◆ Data lines ◆

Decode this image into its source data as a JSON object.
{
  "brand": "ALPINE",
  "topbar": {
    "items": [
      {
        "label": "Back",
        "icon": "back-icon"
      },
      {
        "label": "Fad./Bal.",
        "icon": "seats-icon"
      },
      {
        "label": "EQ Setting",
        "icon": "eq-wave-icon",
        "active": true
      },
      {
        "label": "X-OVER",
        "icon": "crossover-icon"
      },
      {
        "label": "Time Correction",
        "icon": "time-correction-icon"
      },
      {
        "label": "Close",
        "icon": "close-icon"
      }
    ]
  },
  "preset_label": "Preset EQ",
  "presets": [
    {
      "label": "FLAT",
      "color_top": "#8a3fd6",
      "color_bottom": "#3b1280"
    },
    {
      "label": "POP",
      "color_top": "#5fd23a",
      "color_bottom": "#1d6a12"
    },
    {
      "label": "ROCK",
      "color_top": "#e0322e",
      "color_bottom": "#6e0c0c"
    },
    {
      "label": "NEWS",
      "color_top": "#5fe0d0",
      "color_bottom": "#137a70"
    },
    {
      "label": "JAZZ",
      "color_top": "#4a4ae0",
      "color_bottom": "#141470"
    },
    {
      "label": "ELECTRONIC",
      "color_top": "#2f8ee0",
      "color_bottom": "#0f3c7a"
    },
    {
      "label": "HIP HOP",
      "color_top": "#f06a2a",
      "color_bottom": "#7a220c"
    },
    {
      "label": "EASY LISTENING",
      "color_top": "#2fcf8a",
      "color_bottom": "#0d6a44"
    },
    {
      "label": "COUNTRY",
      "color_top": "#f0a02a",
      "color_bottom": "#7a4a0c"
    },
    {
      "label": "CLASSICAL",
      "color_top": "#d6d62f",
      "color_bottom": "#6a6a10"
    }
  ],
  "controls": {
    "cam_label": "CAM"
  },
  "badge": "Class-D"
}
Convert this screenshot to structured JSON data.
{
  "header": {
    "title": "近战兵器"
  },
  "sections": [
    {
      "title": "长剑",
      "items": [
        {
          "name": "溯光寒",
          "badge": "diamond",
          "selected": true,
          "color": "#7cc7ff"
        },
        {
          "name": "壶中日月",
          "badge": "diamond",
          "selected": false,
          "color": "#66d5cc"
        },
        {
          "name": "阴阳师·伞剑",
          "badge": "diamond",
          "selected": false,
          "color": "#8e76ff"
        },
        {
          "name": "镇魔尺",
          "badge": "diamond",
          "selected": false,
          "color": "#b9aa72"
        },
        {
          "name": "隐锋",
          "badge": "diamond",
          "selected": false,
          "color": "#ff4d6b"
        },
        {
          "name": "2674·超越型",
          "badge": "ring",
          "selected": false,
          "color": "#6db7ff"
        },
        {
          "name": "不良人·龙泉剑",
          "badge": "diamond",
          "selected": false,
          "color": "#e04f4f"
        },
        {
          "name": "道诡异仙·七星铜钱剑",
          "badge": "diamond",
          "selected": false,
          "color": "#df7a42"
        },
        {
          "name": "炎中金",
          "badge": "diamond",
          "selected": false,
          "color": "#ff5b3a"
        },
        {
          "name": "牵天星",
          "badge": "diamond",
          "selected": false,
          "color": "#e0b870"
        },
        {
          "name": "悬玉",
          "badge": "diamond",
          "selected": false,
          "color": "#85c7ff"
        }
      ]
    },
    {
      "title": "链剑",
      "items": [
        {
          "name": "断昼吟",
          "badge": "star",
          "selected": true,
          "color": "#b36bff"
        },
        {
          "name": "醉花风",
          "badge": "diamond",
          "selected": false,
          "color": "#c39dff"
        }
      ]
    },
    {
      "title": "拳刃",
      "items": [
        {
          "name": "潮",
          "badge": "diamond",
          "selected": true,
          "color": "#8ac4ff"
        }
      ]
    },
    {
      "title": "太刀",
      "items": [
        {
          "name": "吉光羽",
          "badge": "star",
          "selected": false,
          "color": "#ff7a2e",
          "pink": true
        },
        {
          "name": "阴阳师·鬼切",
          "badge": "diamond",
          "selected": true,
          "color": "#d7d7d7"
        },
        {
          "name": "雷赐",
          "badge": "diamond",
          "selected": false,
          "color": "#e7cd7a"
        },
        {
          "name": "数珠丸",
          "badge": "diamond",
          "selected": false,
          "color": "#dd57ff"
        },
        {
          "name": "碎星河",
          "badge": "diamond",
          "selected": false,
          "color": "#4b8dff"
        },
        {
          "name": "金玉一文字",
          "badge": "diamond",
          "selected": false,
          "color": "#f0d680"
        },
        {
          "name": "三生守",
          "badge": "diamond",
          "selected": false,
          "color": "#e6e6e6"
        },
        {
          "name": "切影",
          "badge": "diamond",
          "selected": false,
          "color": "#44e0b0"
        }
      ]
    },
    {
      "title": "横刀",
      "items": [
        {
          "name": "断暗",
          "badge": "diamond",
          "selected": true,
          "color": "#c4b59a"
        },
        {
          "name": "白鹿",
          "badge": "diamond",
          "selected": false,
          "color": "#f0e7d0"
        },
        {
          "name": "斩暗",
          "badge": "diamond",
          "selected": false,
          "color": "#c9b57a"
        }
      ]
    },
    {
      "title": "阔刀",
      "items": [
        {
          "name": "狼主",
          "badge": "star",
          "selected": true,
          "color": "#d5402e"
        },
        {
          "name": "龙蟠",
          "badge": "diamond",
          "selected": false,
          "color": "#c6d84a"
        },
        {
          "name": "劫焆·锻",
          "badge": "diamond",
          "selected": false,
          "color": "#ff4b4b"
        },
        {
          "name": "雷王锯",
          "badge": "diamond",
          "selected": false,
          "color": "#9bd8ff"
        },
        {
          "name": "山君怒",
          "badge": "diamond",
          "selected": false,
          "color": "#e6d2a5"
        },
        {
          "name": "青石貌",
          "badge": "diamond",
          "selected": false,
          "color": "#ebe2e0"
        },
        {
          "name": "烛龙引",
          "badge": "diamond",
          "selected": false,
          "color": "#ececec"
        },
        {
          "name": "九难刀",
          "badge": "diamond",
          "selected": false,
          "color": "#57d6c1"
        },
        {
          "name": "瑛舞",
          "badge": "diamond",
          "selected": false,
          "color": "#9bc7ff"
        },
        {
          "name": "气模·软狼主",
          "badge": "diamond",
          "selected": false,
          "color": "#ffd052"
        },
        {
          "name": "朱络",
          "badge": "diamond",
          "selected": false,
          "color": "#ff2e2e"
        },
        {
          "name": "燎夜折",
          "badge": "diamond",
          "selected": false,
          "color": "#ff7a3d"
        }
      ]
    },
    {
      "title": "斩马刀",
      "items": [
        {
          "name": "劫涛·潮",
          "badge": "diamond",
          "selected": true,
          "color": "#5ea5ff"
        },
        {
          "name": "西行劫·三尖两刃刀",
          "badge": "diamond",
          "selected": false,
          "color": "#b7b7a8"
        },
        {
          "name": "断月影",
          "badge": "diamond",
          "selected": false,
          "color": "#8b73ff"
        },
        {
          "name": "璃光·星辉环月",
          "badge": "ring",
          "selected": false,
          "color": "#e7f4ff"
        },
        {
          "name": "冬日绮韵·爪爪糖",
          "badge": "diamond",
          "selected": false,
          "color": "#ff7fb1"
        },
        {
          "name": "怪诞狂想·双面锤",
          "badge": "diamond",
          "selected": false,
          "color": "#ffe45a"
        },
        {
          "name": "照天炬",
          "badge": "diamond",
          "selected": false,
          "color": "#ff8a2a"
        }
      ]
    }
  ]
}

◆ Requirements ◆
Your task is to repeat every entry exactly.

◆ Reply ◆
Decode this image into its source data as a JSON object.
{
  "brand": "ALPINE",
  "topbar": {
    "items": [
      {
        "label": "Back",
        "icon": "back-icon"
      },
      {
        "label": "Fad./Bal.",
        "icon": "seats-icon"
      },
      {
        "label": "EQ Setting",
        "icon": "eq-wave-icon",
        "active": true
      },
      {
        "label": "X-OVER",
        "icon": "crossover-icon"
      },
      {
        "label": "Time Correction",
        "icon": "time-correction-icon"
      },
      {
        "label": "Close",
        "icon": "close-icon"
      }
    ]
  },
  "preset_label": "Preset EQ",
  "presets": [
    {
      "label": "FLAT",
      "color_top": "#8a3fd6",
      "color_bottom": "#3b1280"
    },
    {
      "label": "POP",
      "color_top": "#5fd23a",
      "color_bottom": "#1d6a12"
    },
    {
      "label": "ROCK",
      "color_top": "#e0322e",
      "color_bottom": "#6e0c0c"
    },
    {
      "label": "NEWS",
      "color_top": "#5fe0d0",
      "color_bottom": "#137a70"
    },
    {
      "label": "JAZZ",
      "color_top": "#4a4ae0",
      "color_bottom": "#141470"
    },
    {
      "label": "ELECTRONIC",
      "color_top": "#2f8ee0",
      "color_bottom": "#0f3c7a"
    },
    {
      "label": "HIP HOP",
      "color_top": "#f06a2a",
      "color_bottom": "#7a220c"
    },
    {
      "label": "EASY LISTENING",
      "color_top": "#2fcf8a",
      "color_bottom": "#0d6a44"
    },
    {
      "label": "COUNTRY",
      "color_top": "#f0a02a",
      "color_bottom": "#7a4a0c"
    },
    {
      "label": "CLASSICAL",
      "color_top": "#d6d62f",
      "color_bottom": "#6a6a10"
    }
  ],
  "controls": {
    "cam_label": "CAM"
  },
  "badge": "Class-D"
}
Convert this screenshot to structured JSON data.
{
  "header": {
    "title": "近战兵器"
  },
  "sections": [
    {
      "title": "长剑",
      "items": [
        {
          "name": "溯光寒",
          "badge": "diamond",
          "selected": true,
          "color": "#7cc7ff"
        },
        {
          "name": "壶中日月",
          "badge": "diamond",
          "selected": false,
          "color": "#66d5cc"
        },
        {
          "name": "阴阳师·伞剑",
          "badge": "diamond",
          "selected": false,
          "color": "#8e76ff"
        },
        {
          "name": "镇魔尺",
          "badge": "diamond",
          "selected": false,
          "color": "#b9aa72"
        },
        {
          "name": "隐锋",
          "badge": "diamond",
          "selected": false,
          "color": "#ff4d6b"
        },
        {
          "name": "2674·超越型",
          "badge": "ring",
          "selected": false,
          "color": "#6db7ff"
        },
        {
          "name": "不良人·龙泉剑",
          "badge": "diamond",
          "selected": false,
          "color": "#e04f4f"
        },
        {
          "name": "道诡异仙·七星铜钱剑",
          "badge": "diamond",
          "selected": false,
          "color": "#df7a42"
        },
        {
          "name": "炎中金",
          "badge": "diamond",
          "selected": false,
          "color": "#ff5b3a"
        },
        {
          "name": "牵天星",
          "badge": "diamond",
          "selected": false,
          "color": "#e0b870"
        },
        {
          "name": "悬玉",
          "badge": "diamond",
          "selected": false,
          "color": "#85c7ff"
        }
      ]
    },
    {
      "title": "链剑",
      "items": [
        {
          "name": "断昼吟",
          "badge": "star",
          "selected": true,
          "color": "#b36bff"
        },
        {
          "name": "醉花风",
          "badge": "diamond",
          "selected": false,
          "color": "#c39dff"
        }
      ]
    },
    {
      "title": "拳刃",
      "items": [
        {
          "name": "潮",
          "badge": "diamond",
          "selected": true,
          "color": "#8ac4ff"
        }
      ]
    },
    {
      "title": "太刀",
      "items": [
        {
          "name": "吉光羽",
          "badge": "star",
          "selected": false,
          "color": "#ff7a2e",
          "pink": true
        },
        {
          "name": "阴阳师·鬼切",
          "badge": "diamond",
          "selected": true,
          "color": "#d7d7d7"
        },
        {
          "name": "雷赐",
          "badge": "diamond",
          "selected": false,
          "color": "#e7cd7a"
        },
        {
          "name": "数珠丸",
          "badge": "diamond",
          "selected": false,
          "color": "#dd57ff"
        },
        {
          "name": "碎星河",
          "badge": "diamond",
          "selected": false,
          "color": "#4b8dff"
        },
        {
          "name": "金玉一文字",
          "badge": "diamond",
          "selected": false,
          "color": "#f0d680"
        },
        {
          "name": "三生守",
          "badge": "diamond",
          "selected": false,
          "color": "#e6e6e6"
        },
        {
          "name": "切影",
          "badge": "diamond",
          "selected": false,
          "color": "#44e0b0"
        }
      ]
    },
    {
      "title": "横刀",
      "items": [
        {
          "name": "断暗",
          "badge": "diamond",
          "selected": true,
          "color": "#c4b59a"
        },
        {
          "name": "白鹿",
          "badge": "diamond",
          "selected": false,
          "color": "#f0e7d0"
        },
        {
          "name": "斩暗",
          "badge": "diamond",
          "selected": false,
          "color": "#c9b57a"
        }
      ]
    },
    {
      "title": "阔刀",
      "items": [
        {
          "name": "狼主",
          "badge": "star",
          "selected": true,
          "color": "#d5402e"
        },
        {
          "name": "龙蟠",
          "badge": "diamond",
          "selected": false,
          "color": "#c6d84a"
        },
        {
          "name": "劫焆·锻",
          "badge": "diamond",
          "selected": false,
          "color": "#ff4b4b"
        },
        {
          "name": "雷王锯",
          "badge": "diamond",
          "selected": false,
          "color": "#9bd8ff"
        },
        {
          "name": "山君怒",
          "badge": "diamond",
          "selected": false,
          "color": "#e6d2a5"
        },
        {
          "name": "青石貌",
          "badge": "diamond",
          "selected": false,
          "color": "#ebe2e0"
        },
        {
          "name": "烛龙引",
          "badge": "diamond",
          "selected": false,
          "color": "#ececec"
        },
        {
          "name": "九难刀",
          "badge": "diamond",
          "selected": false,
          "color": "#57d6c1"
        },
        {
          "name": "瑛舞",
          "badge": "diamond",
          "selected": false,
          "color": "#9bc7ff"
        },
        {
          "name": "气模·软狼主",
          "badge": "diamond",
          "selected": false,
          "color": "#ffd052"
        },
        {
          "name": "朱络",
          "badge": "diamond",
          "selected": false,
          "color": "#ff2e2e"
        },
        {
          "name": "燎夜折",
          "badge": "diamond",
          "selected": false,
          "color": "#ff7a3d"
        }
      ]
    },
    {
      "title": "斩马刀",
      "items": [
        {
          "name": "劫涛·潮",
          "badge": "diamond",
          "selected": true,
          "color": "#5ea5ff"
        },
        {
          "name": "西行劫·三尖两刃刀",
          "badge": "diamond",
          "selected": false,
          "color": "#b7b7a8"
        },
        {
          "name": "断月影",
          "badge": "diamond",
          "selected": false,
          "color": "#8b73ff"
        },
        {
          "name": "璃光·星辉环月",
          "badge": "ring",
          "selected": false,
          "color": "#e7f4ff"
        },
        {
          "name": "冬日绮韵·爪爪糖",
          "badge": "diamond",
          "selected": false,
          "color": "#ff7fb1"
        },
        {
          "name": "怪诞狂想·双面锤",
          "badge": "diamond",
          "selected": false,
          "color": "#ffe45a"
        },
        {
          "name": "照天炬",
          "badge": "diamond",
          "selected": false,
          "color": "#ff8a2a"
        }
      ]
    }
  ]
}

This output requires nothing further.